═══ Data rows ═══

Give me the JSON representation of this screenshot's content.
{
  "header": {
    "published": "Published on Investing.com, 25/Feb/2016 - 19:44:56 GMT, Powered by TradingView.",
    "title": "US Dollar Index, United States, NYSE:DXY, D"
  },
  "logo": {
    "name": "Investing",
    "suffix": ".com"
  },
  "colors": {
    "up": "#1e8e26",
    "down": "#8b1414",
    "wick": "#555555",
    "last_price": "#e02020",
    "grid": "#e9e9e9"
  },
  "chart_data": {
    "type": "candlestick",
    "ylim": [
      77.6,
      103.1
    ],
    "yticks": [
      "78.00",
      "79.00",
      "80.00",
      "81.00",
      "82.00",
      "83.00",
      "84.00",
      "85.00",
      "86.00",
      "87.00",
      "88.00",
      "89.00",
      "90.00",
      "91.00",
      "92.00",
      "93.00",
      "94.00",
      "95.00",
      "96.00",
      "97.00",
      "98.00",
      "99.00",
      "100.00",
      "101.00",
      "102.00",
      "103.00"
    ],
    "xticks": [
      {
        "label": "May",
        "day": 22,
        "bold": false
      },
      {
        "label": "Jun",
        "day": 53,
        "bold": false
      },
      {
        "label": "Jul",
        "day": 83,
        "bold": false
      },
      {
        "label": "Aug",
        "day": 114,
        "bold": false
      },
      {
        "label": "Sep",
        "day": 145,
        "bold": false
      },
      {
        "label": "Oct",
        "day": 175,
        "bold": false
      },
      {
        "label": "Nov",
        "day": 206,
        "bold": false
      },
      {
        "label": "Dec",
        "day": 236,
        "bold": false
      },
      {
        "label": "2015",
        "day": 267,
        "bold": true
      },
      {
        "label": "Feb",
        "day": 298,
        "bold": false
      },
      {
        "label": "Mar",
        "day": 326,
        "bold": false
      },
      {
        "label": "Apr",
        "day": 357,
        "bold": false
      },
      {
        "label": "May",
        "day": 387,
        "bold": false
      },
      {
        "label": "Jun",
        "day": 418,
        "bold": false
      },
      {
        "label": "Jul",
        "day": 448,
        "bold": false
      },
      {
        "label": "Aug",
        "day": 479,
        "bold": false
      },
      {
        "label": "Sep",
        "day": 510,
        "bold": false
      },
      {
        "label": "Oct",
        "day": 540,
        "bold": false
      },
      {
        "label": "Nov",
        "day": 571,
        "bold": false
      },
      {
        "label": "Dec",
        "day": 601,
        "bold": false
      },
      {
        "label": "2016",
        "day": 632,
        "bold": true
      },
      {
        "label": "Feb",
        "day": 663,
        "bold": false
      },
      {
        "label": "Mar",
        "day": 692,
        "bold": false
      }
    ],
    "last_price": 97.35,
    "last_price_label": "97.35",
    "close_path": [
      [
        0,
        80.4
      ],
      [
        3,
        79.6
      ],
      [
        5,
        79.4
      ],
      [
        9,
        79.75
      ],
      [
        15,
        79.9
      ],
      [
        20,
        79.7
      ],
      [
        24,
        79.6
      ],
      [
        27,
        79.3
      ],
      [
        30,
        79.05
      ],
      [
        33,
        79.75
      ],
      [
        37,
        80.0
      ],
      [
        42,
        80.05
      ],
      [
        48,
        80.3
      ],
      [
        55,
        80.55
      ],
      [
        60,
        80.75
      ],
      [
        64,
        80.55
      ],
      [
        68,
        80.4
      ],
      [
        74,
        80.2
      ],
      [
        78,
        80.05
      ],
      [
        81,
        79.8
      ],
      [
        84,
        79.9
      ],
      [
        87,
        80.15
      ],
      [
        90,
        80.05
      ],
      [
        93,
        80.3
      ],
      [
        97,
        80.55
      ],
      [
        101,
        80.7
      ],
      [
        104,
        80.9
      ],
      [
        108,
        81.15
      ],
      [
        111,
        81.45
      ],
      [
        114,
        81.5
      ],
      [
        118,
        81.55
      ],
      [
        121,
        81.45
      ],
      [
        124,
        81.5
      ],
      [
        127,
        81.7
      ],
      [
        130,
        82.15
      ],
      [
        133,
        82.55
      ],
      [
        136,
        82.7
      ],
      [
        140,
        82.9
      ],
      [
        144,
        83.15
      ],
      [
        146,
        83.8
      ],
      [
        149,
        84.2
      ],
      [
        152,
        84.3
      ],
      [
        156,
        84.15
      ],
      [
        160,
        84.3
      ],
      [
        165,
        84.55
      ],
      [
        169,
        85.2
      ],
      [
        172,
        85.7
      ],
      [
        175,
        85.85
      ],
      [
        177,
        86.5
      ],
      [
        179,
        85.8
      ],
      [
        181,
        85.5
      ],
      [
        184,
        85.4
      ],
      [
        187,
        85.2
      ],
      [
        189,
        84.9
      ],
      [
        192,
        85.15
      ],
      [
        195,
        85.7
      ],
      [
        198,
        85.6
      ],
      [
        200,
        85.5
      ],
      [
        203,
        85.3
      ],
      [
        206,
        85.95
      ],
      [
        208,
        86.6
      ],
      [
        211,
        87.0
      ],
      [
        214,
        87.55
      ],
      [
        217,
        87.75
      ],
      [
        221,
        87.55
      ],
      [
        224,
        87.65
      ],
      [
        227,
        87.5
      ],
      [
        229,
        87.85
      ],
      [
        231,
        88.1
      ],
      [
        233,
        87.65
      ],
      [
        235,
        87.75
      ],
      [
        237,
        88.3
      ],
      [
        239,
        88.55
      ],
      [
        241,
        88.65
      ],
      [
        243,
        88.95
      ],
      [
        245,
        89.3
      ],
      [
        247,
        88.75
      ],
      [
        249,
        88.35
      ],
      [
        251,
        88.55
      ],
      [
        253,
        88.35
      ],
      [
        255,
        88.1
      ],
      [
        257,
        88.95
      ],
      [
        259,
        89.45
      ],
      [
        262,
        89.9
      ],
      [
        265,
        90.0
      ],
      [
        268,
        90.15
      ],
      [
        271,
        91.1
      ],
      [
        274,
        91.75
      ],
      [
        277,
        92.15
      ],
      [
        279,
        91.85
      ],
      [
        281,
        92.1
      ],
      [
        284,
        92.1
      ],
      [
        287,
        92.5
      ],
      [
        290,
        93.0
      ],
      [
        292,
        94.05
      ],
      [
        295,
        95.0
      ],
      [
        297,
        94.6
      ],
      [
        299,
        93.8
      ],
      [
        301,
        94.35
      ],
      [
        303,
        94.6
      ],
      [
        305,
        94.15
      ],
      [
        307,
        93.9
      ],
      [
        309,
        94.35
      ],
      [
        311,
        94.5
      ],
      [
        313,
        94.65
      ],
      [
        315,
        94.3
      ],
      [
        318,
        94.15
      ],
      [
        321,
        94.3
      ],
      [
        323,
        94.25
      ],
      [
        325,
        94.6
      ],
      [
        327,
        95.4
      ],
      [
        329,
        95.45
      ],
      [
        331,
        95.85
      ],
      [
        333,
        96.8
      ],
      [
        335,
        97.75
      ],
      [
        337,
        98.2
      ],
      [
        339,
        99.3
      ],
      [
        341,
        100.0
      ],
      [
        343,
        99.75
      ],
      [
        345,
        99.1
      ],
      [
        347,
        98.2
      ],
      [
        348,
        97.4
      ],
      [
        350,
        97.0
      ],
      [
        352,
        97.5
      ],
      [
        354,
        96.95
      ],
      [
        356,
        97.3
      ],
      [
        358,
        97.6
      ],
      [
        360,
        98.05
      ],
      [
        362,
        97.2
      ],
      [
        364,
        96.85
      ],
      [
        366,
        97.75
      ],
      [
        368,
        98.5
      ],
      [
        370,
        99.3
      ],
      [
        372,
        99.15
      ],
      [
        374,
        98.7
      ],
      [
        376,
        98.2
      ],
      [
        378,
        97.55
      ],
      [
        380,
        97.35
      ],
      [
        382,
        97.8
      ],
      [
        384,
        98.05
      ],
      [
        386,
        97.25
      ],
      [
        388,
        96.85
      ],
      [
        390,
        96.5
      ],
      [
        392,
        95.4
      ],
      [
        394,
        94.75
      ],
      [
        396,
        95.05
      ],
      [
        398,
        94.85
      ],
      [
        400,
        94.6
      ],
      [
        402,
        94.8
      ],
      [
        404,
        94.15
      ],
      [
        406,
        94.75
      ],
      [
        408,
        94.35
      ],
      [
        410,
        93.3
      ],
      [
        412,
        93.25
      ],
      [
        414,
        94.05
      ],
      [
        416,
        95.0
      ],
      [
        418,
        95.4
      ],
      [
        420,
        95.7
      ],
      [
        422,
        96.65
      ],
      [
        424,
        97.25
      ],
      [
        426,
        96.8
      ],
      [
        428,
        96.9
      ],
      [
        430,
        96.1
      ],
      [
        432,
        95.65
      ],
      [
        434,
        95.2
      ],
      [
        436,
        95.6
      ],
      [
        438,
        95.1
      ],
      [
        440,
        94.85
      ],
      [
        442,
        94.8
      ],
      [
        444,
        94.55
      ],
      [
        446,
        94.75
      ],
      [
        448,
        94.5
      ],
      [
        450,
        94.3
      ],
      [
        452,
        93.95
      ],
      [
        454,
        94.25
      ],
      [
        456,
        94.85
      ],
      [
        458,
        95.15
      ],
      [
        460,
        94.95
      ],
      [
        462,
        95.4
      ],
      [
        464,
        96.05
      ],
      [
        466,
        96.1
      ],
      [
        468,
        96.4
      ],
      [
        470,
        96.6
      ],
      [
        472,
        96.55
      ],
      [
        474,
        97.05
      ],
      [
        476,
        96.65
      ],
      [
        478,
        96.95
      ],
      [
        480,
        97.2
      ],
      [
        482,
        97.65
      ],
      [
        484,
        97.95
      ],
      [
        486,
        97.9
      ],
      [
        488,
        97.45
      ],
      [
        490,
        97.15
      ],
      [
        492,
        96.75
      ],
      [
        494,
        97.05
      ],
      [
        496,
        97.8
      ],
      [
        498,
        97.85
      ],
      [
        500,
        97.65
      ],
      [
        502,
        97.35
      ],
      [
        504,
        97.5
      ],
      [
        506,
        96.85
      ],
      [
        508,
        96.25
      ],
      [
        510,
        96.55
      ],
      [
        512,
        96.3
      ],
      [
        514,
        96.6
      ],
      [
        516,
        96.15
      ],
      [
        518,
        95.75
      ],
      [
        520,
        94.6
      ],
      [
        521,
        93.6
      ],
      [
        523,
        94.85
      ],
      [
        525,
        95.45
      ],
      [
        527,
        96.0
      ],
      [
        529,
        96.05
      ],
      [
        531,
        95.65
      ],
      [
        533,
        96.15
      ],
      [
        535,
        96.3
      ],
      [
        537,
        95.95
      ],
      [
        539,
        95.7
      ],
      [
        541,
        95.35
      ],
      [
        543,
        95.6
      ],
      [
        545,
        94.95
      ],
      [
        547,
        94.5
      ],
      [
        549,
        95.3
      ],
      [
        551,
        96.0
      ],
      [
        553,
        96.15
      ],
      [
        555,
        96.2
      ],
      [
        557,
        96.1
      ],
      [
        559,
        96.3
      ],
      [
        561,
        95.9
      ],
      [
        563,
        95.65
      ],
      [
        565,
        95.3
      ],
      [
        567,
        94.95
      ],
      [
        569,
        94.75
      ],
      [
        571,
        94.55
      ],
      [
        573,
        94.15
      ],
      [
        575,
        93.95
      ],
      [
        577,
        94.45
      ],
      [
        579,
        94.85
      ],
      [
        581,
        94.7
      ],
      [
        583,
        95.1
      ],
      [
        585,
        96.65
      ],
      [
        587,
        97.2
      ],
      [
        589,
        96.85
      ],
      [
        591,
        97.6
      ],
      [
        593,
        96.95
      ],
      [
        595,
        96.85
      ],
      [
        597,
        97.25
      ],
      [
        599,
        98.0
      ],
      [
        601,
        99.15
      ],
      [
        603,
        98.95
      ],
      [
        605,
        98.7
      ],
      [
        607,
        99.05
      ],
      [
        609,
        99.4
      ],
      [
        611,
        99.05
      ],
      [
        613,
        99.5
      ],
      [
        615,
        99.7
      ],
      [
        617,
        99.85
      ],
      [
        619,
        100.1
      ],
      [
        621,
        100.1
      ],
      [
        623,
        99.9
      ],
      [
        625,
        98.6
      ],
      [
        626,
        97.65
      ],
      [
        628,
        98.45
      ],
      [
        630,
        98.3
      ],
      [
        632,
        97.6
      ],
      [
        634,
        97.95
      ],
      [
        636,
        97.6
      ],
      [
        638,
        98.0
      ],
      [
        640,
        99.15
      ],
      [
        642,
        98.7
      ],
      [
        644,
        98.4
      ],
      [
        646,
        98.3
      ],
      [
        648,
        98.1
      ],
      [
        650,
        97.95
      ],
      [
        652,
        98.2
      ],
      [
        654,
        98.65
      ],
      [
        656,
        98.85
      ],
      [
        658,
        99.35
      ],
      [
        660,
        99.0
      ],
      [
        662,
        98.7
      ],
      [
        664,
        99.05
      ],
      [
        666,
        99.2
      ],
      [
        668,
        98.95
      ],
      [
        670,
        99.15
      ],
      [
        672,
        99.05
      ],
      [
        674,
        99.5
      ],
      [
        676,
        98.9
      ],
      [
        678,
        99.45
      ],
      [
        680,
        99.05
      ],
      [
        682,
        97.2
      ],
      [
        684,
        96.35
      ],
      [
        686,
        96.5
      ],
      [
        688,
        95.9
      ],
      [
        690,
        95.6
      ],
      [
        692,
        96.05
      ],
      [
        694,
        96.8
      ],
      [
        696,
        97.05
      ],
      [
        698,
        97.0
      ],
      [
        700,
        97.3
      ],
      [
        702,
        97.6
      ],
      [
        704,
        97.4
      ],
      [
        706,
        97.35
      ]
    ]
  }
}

═══

Task to carry out: Copy each line that contains the word "Investing".

Task response:
    "published": "Published on Investing.com, 25/Feb/2016 - 19:44:56 GMT, Powered by TradingView.",
    "name": "Investing",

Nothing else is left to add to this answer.